Stated problem:
Quote each of the following lines verbatim, without any change.

### Stored rows ###

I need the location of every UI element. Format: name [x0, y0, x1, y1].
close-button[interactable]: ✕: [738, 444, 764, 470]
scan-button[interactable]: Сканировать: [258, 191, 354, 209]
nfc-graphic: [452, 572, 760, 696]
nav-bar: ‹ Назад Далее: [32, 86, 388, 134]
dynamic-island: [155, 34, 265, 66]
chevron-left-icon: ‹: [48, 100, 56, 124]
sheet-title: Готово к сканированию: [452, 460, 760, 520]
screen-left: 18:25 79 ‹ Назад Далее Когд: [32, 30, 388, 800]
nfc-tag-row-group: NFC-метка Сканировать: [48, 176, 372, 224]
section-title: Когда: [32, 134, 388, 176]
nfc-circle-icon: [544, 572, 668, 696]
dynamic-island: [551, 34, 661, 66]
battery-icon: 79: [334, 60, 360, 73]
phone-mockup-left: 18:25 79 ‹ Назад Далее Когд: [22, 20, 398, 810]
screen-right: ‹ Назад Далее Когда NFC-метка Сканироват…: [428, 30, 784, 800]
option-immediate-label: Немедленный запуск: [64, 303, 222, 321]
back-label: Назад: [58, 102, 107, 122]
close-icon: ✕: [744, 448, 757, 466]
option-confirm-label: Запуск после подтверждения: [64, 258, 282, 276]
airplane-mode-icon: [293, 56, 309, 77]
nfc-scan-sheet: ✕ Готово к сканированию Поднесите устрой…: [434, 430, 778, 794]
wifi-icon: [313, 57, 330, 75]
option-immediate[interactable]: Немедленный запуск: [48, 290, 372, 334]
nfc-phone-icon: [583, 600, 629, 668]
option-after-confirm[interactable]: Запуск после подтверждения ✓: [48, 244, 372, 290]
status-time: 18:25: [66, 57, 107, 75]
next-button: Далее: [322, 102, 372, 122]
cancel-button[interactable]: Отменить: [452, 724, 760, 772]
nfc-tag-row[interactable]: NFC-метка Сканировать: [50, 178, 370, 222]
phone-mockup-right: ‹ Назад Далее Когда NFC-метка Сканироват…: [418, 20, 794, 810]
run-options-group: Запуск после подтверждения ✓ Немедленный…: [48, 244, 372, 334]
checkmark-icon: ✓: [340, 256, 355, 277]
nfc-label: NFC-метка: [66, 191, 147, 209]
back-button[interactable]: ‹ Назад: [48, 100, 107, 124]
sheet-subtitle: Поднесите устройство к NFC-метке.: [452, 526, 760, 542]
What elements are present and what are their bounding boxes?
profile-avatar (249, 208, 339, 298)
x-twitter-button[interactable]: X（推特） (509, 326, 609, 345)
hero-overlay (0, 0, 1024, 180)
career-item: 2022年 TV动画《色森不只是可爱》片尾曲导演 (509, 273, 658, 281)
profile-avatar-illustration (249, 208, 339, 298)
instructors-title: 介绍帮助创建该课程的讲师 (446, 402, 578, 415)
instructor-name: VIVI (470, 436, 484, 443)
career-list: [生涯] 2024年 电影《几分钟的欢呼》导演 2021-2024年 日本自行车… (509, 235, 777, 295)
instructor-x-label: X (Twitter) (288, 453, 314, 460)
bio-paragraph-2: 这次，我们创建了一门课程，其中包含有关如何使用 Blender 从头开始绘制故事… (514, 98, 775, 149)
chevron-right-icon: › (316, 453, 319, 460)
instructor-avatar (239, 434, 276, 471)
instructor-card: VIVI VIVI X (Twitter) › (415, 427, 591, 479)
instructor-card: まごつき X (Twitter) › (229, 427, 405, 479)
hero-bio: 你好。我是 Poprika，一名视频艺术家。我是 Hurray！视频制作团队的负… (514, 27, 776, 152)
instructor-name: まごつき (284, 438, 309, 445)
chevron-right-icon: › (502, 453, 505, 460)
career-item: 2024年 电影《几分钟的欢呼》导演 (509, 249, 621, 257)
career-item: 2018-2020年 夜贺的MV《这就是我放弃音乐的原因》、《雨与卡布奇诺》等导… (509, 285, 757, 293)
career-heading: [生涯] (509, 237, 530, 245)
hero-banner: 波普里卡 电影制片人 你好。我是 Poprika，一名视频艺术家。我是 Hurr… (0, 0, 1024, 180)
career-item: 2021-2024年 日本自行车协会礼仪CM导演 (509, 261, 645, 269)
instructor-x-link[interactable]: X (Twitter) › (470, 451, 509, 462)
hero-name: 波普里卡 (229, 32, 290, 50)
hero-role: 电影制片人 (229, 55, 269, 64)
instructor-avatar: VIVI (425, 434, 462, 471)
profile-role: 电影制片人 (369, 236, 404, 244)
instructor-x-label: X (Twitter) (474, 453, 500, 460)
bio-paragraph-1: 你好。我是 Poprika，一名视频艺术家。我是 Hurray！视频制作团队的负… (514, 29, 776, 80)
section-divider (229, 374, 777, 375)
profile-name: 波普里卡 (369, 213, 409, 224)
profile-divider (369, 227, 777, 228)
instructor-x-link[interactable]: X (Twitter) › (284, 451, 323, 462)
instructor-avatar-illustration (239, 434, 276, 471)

###

Written response:
I need the location of every UI element. Format: name [x0, y0, x1, y1].
close-button[interactable]: ✕: [738, 444, 764, 470]
scan-button[interactable]: Сканировать: [258, 191, 354, 209]
nfc-graphic: [452, 572, 760, 696]
nav-bar: ‹ Назад Далее: [32, 86, 388, 134]
dynamic-island: [155, 34, 265, 66]
chevron-left-icon: ‹: [48, 100, 56, 124]
sheet-title: Готово к сканированию: [452, 460, 760, 520]
screen-left: 18:25 79 ‹ Назад Далее Когд: [32, 30, 388, 800]
nfc-tag-row-group: NFC-метка Сканировать: [48, 176, 372, 224]
section-title: Когда: [32, 134, 388, 176]
nfc-circle-icon: [544, 572, 668, 696]
dynamic-island: [551, 34, 661, 66]
battery-icon: 79: [334, 60, 360, 73]
phone-mockup-left: 18:25 79 ‹ Назад Далее Когд: [22, 20, 398, 810]
screen-right: ‹ Назад Далее Когда NFC-метка Сканироват…: [428, 30, 784, 800]
option-immediate-label: Немедленный запуск: [64, 303, 222, 321]
back-label: Назад: [58, 102, 107, 122]
close-icon: ✕: [744, 448, 757, 466]
option-confirm-label: Запуск после подтверждения: [64, 258, 282, 276]
airplane-mode-icon: [293, 56, 309, 77]
nfc-scan-sheet: ✕ Готово к сканированию Поднесите устрой…: [434, 430, 778, 794]
wifi-icon: [313, 57, 330, 75]
option-immediate[interactable]: Немедленный запуск: [48, 290, 372, 334]
nfc-phone-icon: [583, 600, 629, 668]
option-after-confirm[interactable]: Запуск после подтверждения ✓: [48, 244, 372, 290]
status-time: 18:25: [66, 57, 107, 75]
next-button: Далее: [322, 102, 372, 122]
cancel-button[interactable]: Отменить: [452, 724, 760, 772]
nfc-tag-row[interactable]: NFC-метка Сканировать: [50, 178, 370, 222]
phone-mockup-right: ‹ Назад Далее Когда NFC-метка Сканироват…: [418, 20, 794, 810]
run-options-group: Запуск после подтверждения ✓ Немедленный…: [48, 244, 372, 334]
checkmark-icon: ✓: [340, 256, 355, 277]
nfc-label: NFC-метка: [66, 191, 147, 209]
back-button[interactable]: ‹ Назад: [48, 100, 107, 124]
sheet-subtitle: Поднесите устройство к NFC-метке.: [452, 526, 760, 542]
What elements are present and what are their bounding boxes?
profile-avatar (249, 208, 339, 298)
x-twitter-button[interactable]: X（推特） (509, 326, 609, 345)
hero-overlay (0, 0, 1024, 180)
career-item: 2022年 TV动画《色森不只是可爱》片尾曲导演 (509, 273, 658, 281)
profile-avatar-illustration (249, 208, 339, 298)
instructors-title: 介绍帮助创建该课程的讲师 (446, 402, 578, 415)
instructor-name: VIVI (470, 436, 484, 443)
career-list: [生涯] 2024年 电影《几分钟的欢呼》导演 2021-2024年 日本自行车… (509, 235, 777, 295)
instructor-x-label: X (Twitter) (288, 453, 314, 460)
bio-paragraph-2: 这次，我们创建了一门课程，其中包含有关如何使用 Blender 从头开始绘制故事… (514, 98, 775, 149)
chevron-right-icon: › (316, 453, 319, 460)
instructor-avatar (239, 434, 276, 471)
instructor-card: VIVI VIVI X (Twitter) › (415, 427, 591, 479)
instructor-card: まごつき X (Twitter) › (229, 427, 405, 479)
hero-bio: 你好。我是 Poprika，一名视频艺术家。我是 Hurray！视频制作团队的负… (514, 27, 776, 152)
instructor-name: まごつき (284, 438, 309, 445)
chevron-right-icon: › (502, 453, 505, 460)
career-item: 2024年 电影《几分钟的欢呼》导演 (509, 249, 621, 257)
career-item: 2018-2020年 夜贺的MV《这就是我放弃音乐的原因》、《雨与卡布奇诺》等导… (509, 285, 757, 293)
career-heading: [生涯] (509, 237, 530, 245)
hero-banner: 波普里卡 电影制片人 你好。我是 Poprika，一名视频艺术家。我是 Hurr… (0, 0, 1024, 180)
career-item: 2021-2024年 日本自行车协会礼仪CM导演 (509, 261, 645, 269)
instructor-x-link[interactable]: X (Twitter) › (470, 451, 509, 462)
hero-name: 波普里卡 (229, 32, 290, 50)
hero-role: 电影制片人 (229, 55, 269, 64)
instructor-avatar: VIVI (425, 434, 462, 471)
profile-role: 电影制片人 (369, 236, 404, 244)
instructor-x-label: X (Twitter) (474, 453, 500, 460)
bio-paragraph-1: 你好。我是 Poprika，一名视频艺术家。我是 Hurray！视频制作团队的负… (514, 29, 776, 80)
section-divider (229, 374, 777, 375)
profile-name: 波普里卡 (369, 213, 409, 224)
profile-divider (369, 227, 777, 228)
instructor-x-link[interactable]: X (Twitter) › (284, 451, 323, 462)
instructor-avatar-illustration (239, 434, 276, 471)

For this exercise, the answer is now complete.